Text block >>

* BEGIN *

This was done, but since then sajolida has seen crashes on 3.0~beta3 (xorg-server 1.19.3-1). I’ve pinged the upstream bug report.

sajolida, may you please build an ISO from the feature/stretch+intel-video branch and see if it fixes the problem for you (using it for as long as you know is needed to reproduce it). If it does, and no progress is made upstream, then I’ll merge this branch in time for 3.0~beta4.

#15 Updated by gagz 2017-04-03 16:30:10

Hi,

I have an x201 (Intel Core i7 M620) and experience crashes with Tails 3.0~beta3.
I have been pointed to this image, which I installed and tested, and experienced apparently the same issue, which is that, with no obvious reason, the screen is turned black and the computer is powered off a few seconds later.
I tried sending logs to another computer (`journalctl -f | nc `), but it didn’t give anything interesting, unfortunately.

Well, I don’t know what to do now, but I will with pleasure test other images if pointed to.

Thanks a lot!
gagz

#16 Updated by intrigeri 2017-04-03 17:31:16

> I have been pointed to this
> image
,
> which I installed and tested, and experienced apparently the same
> issue,

Thanks for testing! Crap, that’s bad news! The change brought by this ISO image was my main hope.

* END *

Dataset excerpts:
* BEGIN *

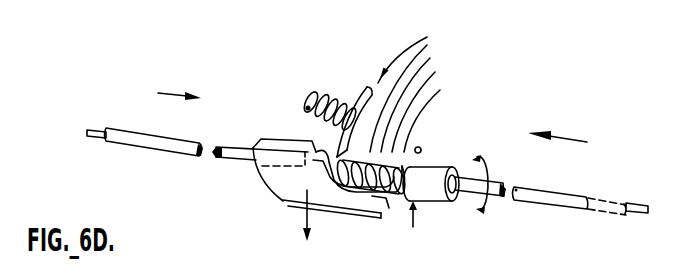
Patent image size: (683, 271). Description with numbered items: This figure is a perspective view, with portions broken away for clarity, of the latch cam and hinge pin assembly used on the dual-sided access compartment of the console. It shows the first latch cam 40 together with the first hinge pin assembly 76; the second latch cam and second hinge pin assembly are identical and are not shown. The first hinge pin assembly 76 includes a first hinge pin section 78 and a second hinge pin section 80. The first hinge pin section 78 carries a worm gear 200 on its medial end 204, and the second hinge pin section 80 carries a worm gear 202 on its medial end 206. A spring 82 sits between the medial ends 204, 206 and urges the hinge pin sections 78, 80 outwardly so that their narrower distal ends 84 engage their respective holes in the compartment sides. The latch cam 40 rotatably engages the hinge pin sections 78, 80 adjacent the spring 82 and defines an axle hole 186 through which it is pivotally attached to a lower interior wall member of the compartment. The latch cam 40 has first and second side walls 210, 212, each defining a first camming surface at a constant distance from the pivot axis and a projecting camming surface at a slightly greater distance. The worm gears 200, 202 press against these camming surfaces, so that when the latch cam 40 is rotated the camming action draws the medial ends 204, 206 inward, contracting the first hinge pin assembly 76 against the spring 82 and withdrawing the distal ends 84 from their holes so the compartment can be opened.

The first latch cam 40 is at (300, 178).
The first hinge pin assembly 76 is at (169, 95).
The first hinge pin section 78 is at (165, 153).
The second hinge pin section 80 is at (557, 208).
The spring 82 is at (362, 122).
The distal ends 84 is at (92, 137).
The axle hole 186 is at (423, 149).
The worm gear 200 is at (412, 226).
The worm gear 202 is at (419, 88).
The medial end 204 is at (302, 146).
The medial end 206 is at (411, 198).
The first side wall 210 is at (299, 72).
The second side wall 212 is at (425, 138).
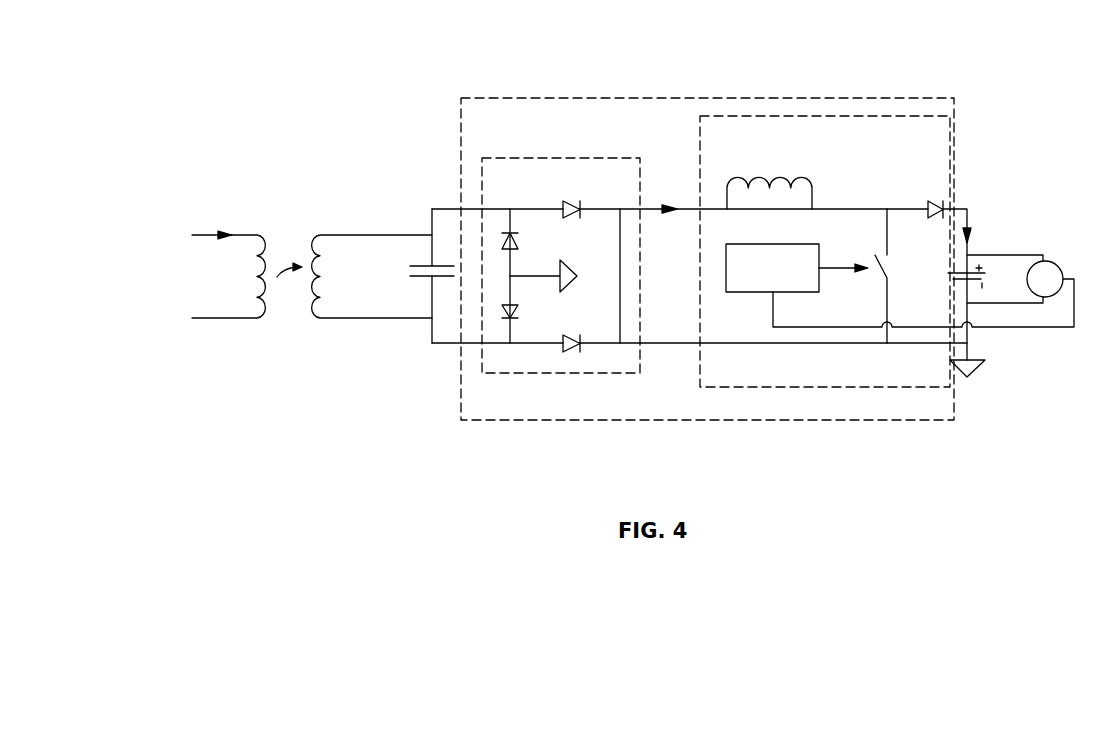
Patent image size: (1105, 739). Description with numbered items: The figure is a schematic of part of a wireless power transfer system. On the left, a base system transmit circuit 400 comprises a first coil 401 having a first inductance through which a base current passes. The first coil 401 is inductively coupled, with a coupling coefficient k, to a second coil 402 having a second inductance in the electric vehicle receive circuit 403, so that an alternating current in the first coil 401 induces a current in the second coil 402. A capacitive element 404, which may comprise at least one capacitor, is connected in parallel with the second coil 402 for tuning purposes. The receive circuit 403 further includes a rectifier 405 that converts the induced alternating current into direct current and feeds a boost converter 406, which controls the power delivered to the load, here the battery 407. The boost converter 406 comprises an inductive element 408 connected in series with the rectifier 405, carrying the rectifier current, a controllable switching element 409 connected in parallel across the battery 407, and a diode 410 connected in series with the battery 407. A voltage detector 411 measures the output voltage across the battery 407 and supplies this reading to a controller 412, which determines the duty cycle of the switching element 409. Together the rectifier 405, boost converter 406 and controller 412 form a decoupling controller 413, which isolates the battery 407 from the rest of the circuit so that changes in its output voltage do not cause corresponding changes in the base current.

The base system transmit circuit 400 is at (176, 180).
The first coil 401 is at (257, 322).
The second coil 402 is at (320, 322).
The electric vehicle receive circuit 403 is at (434, 66).
The capacitive element 404 is at (418, 278).
The rectifier 405 is at (557, 157).
The boost converter 406 is at (700, 123).
The battery 407 is at (990, 272).
The inductive element 408 is at (813, 187).
The controllable switching element 409 is at (883, 280).
The diode 410 is at (933, 200).
The voltage detector 411 is at (1054, 266).
The controller 412 is at (775, 243).
The decoupling controller 413 is at (673, 97).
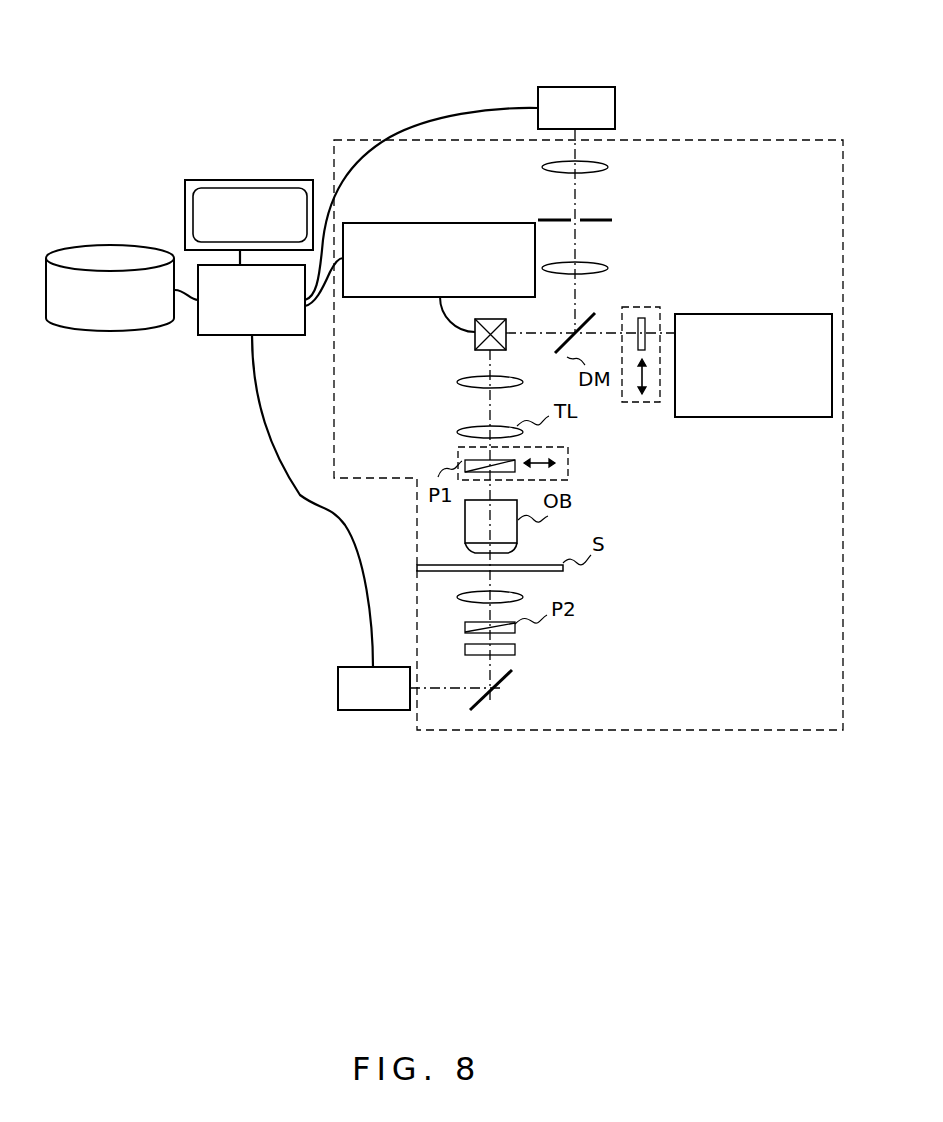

* END *

Challenges >>
- 1) Copy the Tails bug thread word for word between "This was done, but" and "with Tails 3.0~beta3.", inclusive.
- 2) In the Tails bug thread, which branch was sajolida asked to build an ISO from?
- 3) Continue the Tails bug thread from its last sentence.
The records come from a separate source.

Expected answers >>
- 1)
This was done, but since then sajolida has seen crashes on 3.0~beta3 (xorg-server 1.19.3-1). I’ve pinged the upstream bug report.

sajolida, may you please build an ISO from the feature/stretch+intel-video branch and see if it fixes the problem for you (using it for as long as you know is needed to reproduce it). If it does, and no progress is made upstream, then I’ll merge this branch in time for 3.0~beta4.

#15 Updated by gagz 2017-04-03 16:30:10

Hi,

I have an x201 (Intel Core i7 M620) and experience crashes with Tails 3.0~beta3.

- 2) The feature/stretch+intel-video branch.

- 3)
Now, I wonder if installing the Intel driver is enough to have it used, so can you please try the same ISO image and pass xorg-driver=intel on the kernel command line, check the Journal to make sure the intel driver is used (and not the modesetting one), and then report back whether you experience the same issue again?

#17 Updated by gagz 2017-04-03 22:00:03

Thank you intrigeri, it seems that with xorg-driver=intel, everything seems to work fine. I had no crash after 3 hours.

I will try to get a trustable ISO of that branch and continue testing.

Thank you !

#18 Updated by intrigeri 2017-04-04 06:20:08

  • Assignee changed from sajolida to intrigeri

gagz wrote:
> Thank you intrigeri, it seems that with xorg-driver=intel, everything seems to work fine. I had no crash after 3 hours.

Good news! Note that sajolida sometimes sees this bug several times in 1 hour, and sometimes never in 2-3 days, so:

> I will try to get a trustable ISO of that branch and continue testing.

Yes, please!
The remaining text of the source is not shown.